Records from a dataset
※
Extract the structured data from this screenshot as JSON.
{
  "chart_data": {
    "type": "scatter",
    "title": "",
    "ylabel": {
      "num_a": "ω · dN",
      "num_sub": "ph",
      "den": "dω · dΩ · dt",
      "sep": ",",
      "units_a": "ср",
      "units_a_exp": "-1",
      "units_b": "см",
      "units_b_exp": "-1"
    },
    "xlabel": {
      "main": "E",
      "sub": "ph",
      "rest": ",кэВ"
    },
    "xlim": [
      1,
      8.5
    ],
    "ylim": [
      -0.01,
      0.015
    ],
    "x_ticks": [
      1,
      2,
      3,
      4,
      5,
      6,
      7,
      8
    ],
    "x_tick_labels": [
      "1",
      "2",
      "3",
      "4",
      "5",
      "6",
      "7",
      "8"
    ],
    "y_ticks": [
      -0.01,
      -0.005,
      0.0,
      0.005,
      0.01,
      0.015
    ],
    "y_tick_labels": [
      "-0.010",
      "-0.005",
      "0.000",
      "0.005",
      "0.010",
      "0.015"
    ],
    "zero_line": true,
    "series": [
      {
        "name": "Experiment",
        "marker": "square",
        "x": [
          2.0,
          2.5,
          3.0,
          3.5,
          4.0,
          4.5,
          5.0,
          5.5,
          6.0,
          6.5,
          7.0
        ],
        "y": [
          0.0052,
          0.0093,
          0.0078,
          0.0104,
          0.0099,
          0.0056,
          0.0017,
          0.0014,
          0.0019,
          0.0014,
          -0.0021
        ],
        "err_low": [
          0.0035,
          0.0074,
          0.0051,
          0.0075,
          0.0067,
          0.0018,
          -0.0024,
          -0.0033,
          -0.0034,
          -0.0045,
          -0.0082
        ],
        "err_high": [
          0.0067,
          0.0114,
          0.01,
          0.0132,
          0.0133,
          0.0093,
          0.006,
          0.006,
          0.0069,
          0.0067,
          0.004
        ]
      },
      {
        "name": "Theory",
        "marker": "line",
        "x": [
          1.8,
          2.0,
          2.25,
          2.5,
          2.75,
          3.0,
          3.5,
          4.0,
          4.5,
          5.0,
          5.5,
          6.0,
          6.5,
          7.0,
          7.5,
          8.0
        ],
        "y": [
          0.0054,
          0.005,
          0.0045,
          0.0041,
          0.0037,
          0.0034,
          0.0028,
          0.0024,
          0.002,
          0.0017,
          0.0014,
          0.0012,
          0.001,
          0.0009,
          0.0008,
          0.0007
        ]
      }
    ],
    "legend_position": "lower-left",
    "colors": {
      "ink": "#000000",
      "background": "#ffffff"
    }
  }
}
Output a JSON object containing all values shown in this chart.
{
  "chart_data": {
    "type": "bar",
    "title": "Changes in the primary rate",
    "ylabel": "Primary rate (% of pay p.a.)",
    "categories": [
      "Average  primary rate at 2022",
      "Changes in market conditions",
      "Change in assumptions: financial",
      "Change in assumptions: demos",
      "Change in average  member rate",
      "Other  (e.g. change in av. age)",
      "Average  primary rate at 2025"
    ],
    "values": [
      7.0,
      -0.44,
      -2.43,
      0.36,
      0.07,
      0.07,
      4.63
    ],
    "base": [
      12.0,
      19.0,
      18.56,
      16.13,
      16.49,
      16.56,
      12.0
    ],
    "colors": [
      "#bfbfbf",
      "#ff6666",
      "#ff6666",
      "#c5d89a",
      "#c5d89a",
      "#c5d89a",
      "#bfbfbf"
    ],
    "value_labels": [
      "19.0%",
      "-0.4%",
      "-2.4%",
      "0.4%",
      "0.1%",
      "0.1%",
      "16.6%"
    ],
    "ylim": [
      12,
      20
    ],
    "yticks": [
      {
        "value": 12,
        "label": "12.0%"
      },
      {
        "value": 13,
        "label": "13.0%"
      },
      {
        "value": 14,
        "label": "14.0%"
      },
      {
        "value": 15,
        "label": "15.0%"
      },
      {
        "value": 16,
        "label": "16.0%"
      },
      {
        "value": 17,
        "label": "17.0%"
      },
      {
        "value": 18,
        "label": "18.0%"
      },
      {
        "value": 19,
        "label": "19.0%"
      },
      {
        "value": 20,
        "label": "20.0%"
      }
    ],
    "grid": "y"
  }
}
※
[THE REQUEST] Please restate the data word for word, every record included.

[WRITTEN ANSWER]
Extract the structured data from this screenshot as JSON.
{
  "chart_data": {
    "type": "scatter",
    "title": "",
    "ylabel": {
      "num_a": "ω · dN",
      "num_sub": "ph",
      "den": "dω · dΩ · dt",
      "sep": ",",
      "units_a": "ср",
      "units_a_exp": "-1",
      "units_b": "см",
      "units_b_exp": "-1"
    },
    "xlabel": {
      "main": "E",
      "sub": "ph",
      "rest": ",кэВ"
    },
    "xlim": [
      1,
      8.5
    ],
    "ylim": [
      -0.01,
      0.015
    ],
    "x_ticks": [
      1,
      2,
      3,
      4,
      5,
      6,
      7,
      8
    ],
    "x_tick_labels": [
      "1",
      "2",
      "3",
      "4",
      "5",
      "6",
      "7",
      "8"
    ],
    "y_ticks": [
      -0.01,
      -0.005,
      0.0,
      0.005,
      0.01,
      0.015
    ],
    "y_tick_labels": [
      "-0.010",
      "-0.005",
      "0.000",
      "0.005",
      "0.010",
      "0.015"
    ],
    "zero_line": true,
    "series": [
      {
        "name": "Experiment",
        "marker": "square",
        "x": [
          2.0,
          2.5,
          3.0,
          3.5,
          4.0,
          4.5,
          5.0,
          5.5,
          6.0,
          6.5,
          7.0
        ],
        "y": [
          0.0052,
          0.0093,
          0.0078,
          0.0104,
          0.0099,
          0.0056,
          0.0017,
          0.0014,
          0.0019,
          0.0014,
          -0.0021
        ],
        "err_low": [
          0.0035,
          0.0074,
          0.0051,
          0.0075,
          0.0067,
          0.0018,
          -0.0024,
          -0.0033,
          -0.0034,
          -0.0045,
          -0.0082
        ],
        "err_high": [
          0.0067,
          0.0114,
          0.01,
          0.0132,
          0.0133,
          0.0093,
          0.006,
          0.006,
          0.0069,
          0.0067,
          0.004
        ]
      },
      {
        "name": "Theory",
        "marker": "line",
        "x": [
          1.8,
          2.0,
          2.25,
          2.5,
          2.75,
          3.0,
          3.5,
          4.0,
          4.5,
          5.0,
          5.5,
          6.0,
          6.5,
          7.0,
          7.5,
          8.0
        ],
        "y": [
          0.0054,
          0.005,
          0.0045,
          0.0041,
          0.0037,
          0.0034,
          0.0028,
          0.0024,
          0.002,
          0.0017,
          0.0014,
          0.0012,
          0.001,
          0.0009,
          0.0008,
          0.0007
        ]
      }
    ],
    "legend_position": "lower-left",
    "colors": {
      "ink": "#000000",
      "background": "#ffffff"
    }
  }
}
Output a JSON object containing all values shown in this chart.
{
  "chart_data": {
    "type": "bar",
    "title": "Changes in the primary rate",
    "ylabel": "Primary rate (% of pay p.a.)",
    "categories": [
      "Average  primary rate at 2022",
      "Changes in market conditions",
      "Change in assumptions: financial",
      "Change in assumptions: demos",
      "Change in average  member rate",
      "Other  (e.g. change in av. age)",
      "Average  primary rate at 2025"
    ],
    "values": [
      7.0,
      -0.44,
      -2.43,
      0.36,
      0.07,
      0.07,
      4.63
    ],
    "base": [
      12.0,
      19.0,
      18.56,
      16.13,
      16.49,
      16.56,
      12.0
    ],
    "colors": [
      "#bfbfbf",
      "#ff6666",
      "#ff6666",
      "#c5d89a",
      "#c5d89a",
      "#c5d89a",
      "#bfbfbf"
    ],
    "value_labels": [
      "19.0%",
      "-0.4%",
      "-2.4%",
      "0.4%",
      "0.1%",
      "0.1%",
      "16.6%"
    ],
    "ylim": [
      12,
      20
    ],
    "yticks": [
      {
        "value": 12,
        "label": "12.0%"
      },
      {
        "value": 13,
        "label": "13.0%"
      },
      {
        "value": 14,
        "label": "14.0%"
      },
      {
        "value": 15,
        "label": "15.0%"
      },
      {
        "value": 16,
        "label": "16.0%"
      },
      {
        "value": 17,
        "label": "17.0%"
      },
      {
        "value": 18,
        "label": "18.0%"
      },
      {
        "value": 19,
        "label": "19.0%"
      },
      {
        "value": 20,
        "label": "20.0%"
      }
    ],
    "grid": "y"
  }
}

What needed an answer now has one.